*** SOURCE RECORDS

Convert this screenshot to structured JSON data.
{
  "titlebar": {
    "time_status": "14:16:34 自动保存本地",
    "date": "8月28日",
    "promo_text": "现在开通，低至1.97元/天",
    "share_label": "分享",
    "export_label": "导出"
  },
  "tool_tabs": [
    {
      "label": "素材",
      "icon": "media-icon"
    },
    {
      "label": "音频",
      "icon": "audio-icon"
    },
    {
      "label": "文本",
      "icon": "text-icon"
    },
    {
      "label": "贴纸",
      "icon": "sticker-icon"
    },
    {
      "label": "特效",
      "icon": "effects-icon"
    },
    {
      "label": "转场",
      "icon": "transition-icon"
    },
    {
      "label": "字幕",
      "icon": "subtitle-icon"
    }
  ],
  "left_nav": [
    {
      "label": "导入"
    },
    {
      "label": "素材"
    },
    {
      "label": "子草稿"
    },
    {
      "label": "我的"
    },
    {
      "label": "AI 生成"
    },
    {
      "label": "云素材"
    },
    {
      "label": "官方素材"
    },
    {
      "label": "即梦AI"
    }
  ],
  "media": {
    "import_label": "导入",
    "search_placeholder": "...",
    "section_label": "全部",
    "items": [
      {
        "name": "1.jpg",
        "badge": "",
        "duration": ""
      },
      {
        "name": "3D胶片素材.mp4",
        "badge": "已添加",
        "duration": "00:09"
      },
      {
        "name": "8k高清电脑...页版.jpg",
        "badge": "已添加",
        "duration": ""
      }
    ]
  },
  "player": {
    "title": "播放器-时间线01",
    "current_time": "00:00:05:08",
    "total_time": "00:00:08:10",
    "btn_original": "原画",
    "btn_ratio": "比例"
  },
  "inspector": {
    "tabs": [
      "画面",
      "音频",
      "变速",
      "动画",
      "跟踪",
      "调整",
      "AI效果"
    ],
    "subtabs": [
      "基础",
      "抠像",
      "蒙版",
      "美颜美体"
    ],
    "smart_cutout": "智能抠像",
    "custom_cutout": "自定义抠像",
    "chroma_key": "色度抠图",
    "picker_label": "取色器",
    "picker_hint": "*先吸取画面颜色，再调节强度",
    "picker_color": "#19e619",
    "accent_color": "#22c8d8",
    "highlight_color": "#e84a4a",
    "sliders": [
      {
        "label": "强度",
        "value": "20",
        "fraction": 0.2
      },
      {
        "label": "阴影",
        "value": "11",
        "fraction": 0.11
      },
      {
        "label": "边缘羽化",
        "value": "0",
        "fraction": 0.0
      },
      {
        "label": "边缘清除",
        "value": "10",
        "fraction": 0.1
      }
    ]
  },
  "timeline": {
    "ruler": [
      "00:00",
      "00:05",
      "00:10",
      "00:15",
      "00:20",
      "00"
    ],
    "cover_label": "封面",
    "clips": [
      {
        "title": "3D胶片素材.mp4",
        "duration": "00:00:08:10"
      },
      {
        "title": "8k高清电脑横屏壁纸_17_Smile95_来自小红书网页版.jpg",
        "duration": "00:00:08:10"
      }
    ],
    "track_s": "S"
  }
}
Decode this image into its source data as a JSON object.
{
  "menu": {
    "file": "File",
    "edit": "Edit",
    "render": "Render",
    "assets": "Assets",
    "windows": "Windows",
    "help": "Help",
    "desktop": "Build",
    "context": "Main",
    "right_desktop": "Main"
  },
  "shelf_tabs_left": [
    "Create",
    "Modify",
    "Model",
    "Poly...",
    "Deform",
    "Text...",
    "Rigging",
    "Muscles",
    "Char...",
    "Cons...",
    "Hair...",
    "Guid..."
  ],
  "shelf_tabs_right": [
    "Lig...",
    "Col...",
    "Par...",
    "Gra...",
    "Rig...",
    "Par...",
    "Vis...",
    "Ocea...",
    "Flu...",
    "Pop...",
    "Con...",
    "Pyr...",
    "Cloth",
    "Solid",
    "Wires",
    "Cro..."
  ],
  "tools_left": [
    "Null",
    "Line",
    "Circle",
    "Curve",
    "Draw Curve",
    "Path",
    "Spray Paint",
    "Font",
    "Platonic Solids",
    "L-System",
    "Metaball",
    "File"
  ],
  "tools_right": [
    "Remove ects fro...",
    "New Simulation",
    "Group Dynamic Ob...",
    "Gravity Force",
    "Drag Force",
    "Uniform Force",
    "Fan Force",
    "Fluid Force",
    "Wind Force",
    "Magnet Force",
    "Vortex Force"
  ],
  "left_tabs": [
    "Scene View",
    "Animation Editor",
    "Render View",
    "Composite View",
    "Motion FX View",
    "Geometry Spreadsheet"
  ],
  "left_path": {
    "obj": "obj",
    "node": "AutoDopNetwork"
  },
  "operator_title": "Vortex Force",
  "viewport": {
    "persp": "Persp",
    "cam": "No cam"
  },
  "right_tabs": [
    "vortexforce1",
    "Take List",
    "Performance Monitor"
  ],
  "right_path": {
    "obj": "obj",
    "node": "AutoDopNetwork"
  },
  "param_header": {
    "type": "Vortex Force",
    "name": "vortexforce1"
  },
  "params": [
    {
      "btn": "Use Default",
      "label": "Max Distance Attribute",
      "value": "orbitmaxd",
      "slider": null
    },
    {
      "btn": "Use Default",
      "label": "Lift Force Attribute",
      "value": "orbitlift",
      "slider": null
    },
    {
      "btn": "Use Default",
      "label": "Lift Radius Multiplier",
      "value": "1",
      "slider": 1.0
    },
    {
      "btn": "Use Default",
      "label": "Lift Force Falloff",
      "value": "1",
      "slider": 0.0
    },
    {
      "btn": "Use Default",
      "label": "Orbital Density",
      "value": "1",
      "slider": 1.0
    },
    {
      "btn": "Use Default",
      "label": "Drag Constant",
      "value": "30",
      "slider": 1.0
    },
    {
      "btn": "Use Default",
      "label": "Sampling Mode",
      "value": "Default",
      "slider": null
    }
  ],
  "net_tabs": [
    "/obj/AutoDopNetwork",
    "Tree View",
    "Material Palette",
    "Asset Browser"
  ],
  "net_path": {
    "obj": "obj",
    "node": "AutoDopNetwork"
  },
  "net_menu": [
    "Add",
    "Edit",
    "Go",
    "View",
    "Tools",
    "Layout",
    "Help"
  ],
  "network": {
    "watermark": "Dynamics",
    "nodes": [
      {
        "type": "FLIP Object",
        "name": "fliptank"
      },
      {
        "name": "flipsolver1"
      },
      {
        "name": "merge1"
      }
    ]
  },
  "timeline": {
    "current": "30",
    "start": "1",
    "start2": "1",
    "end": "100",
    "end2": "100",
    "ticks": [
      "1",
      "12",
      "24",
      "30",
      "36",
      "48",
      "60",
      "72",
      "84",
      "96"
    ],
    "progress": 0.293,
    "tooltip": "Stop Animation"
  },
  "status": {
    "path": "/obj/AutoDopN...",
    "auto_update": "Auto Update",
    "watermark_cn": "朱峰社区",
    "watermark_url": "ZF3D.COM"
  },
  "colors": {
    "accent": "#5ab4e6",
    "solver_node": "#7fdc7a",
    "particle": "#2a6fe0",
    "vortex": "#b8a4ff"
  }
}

******

GIVEN TASK.
Isolate the lines above that contain the word "this" and copy them.

FINAL RESULT.
Convert this screenshot to structured JSON data.
Decode this image into its source data as a JSON object.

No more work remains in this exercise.